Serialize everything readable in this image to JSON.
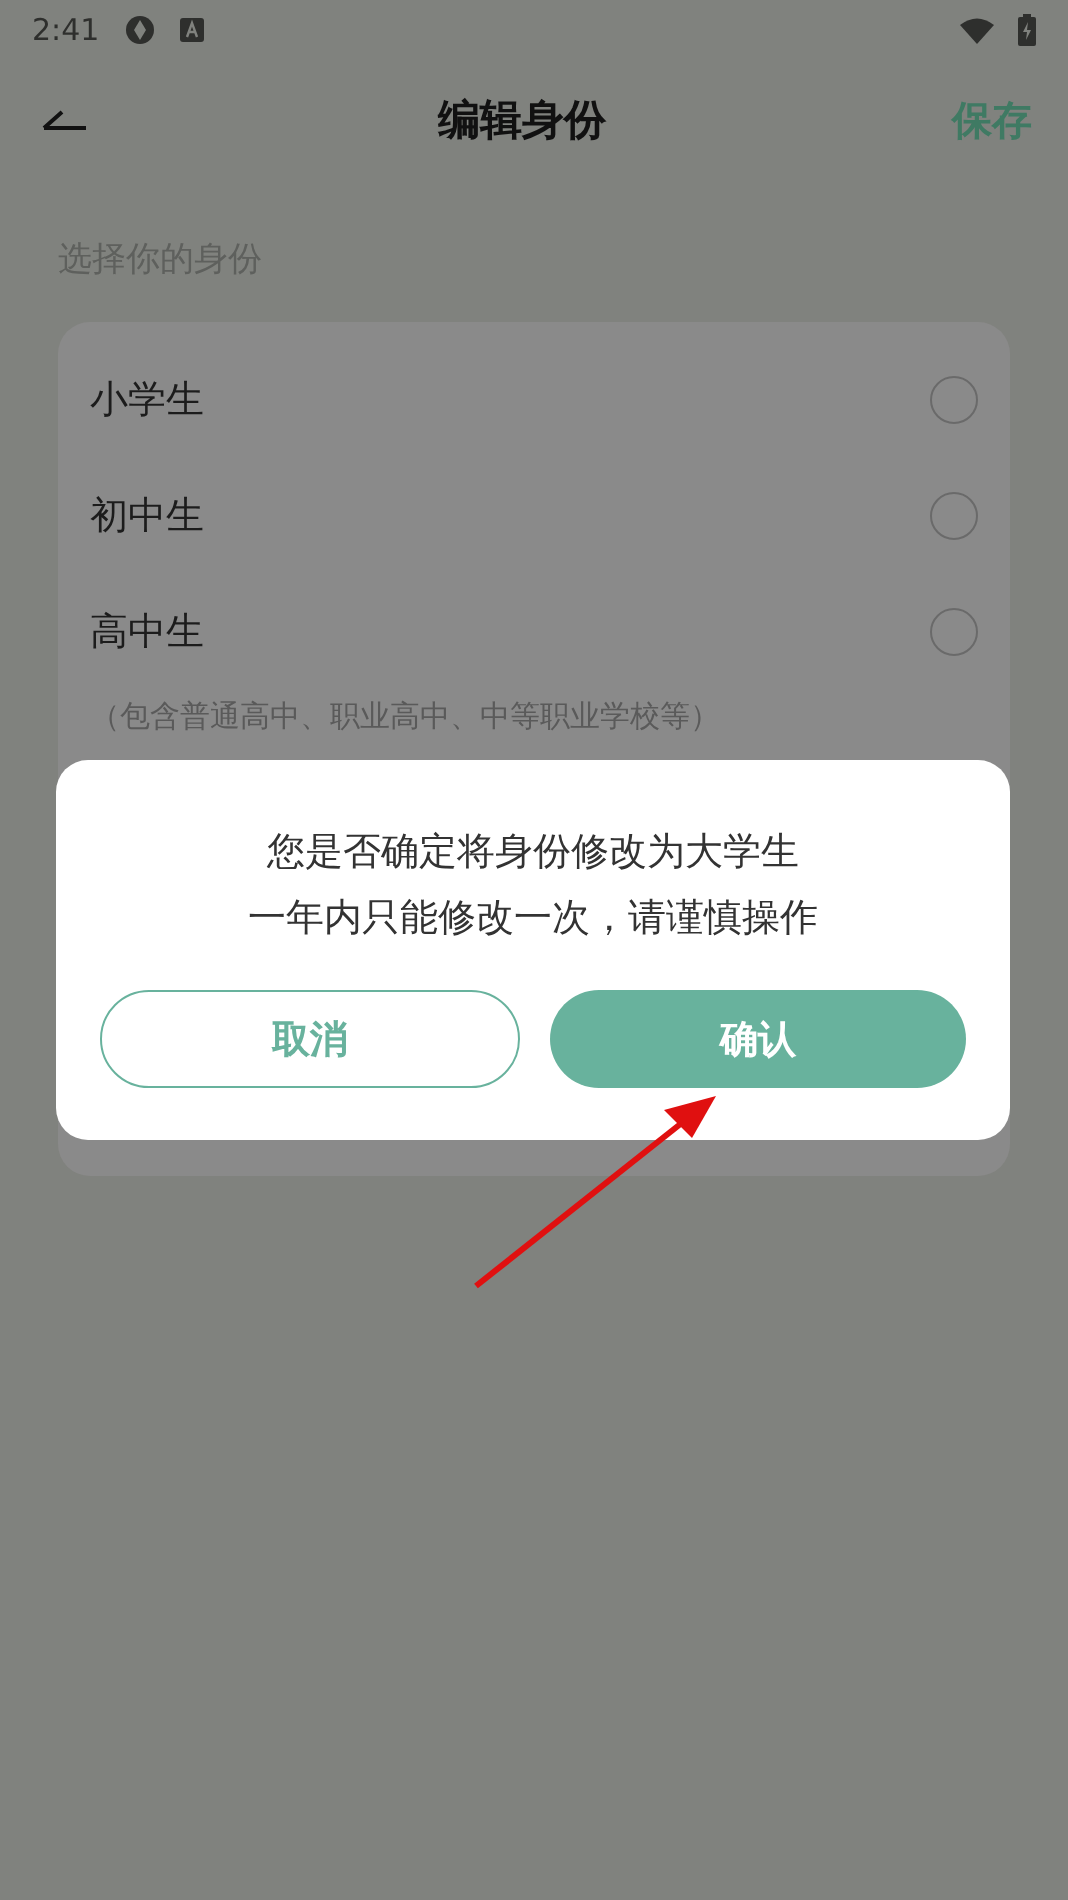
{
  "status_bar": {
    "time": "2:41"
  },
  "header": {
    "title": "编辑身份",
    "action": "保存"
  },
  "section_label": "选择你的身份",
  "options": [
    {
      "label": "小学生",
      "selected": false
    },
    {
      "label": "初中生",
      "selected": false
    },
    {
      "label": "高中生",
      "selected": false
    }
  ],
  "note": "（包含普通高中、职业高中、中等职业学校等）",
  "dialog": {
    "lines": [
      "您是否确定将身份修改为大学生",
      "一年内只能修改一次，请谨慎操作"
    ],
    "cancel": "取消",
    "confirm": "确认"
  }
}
...
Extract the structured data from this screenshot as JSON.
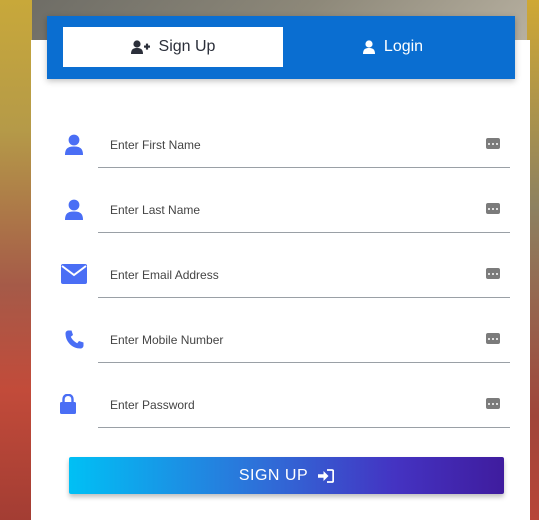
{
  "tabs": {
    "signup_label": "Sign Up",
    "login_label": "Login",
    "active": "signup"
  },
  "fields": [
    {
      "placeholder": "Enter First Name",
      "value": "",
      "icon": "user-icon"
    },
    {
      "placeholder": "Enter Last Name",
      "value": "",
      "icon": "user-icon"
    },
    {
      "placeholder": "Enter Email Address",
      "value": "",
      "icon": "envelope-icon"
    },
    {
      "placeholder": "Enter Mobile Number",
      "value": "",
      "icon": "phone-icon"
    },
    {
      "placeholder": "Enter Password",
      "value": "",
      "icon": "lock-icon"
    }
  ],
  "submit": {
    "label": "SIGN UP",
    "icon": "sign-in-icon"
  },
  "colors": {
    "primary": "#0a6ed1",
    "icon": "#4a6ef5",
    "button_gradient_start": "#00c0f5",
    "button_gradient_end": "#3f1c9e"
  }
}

> _Prompt_: Locate the lines above that contain "this" and copy them.

> _Solution to the exercise_:
Serialize everything readable in this image to JSON.
Extract the structured data from this screenshot as JSON.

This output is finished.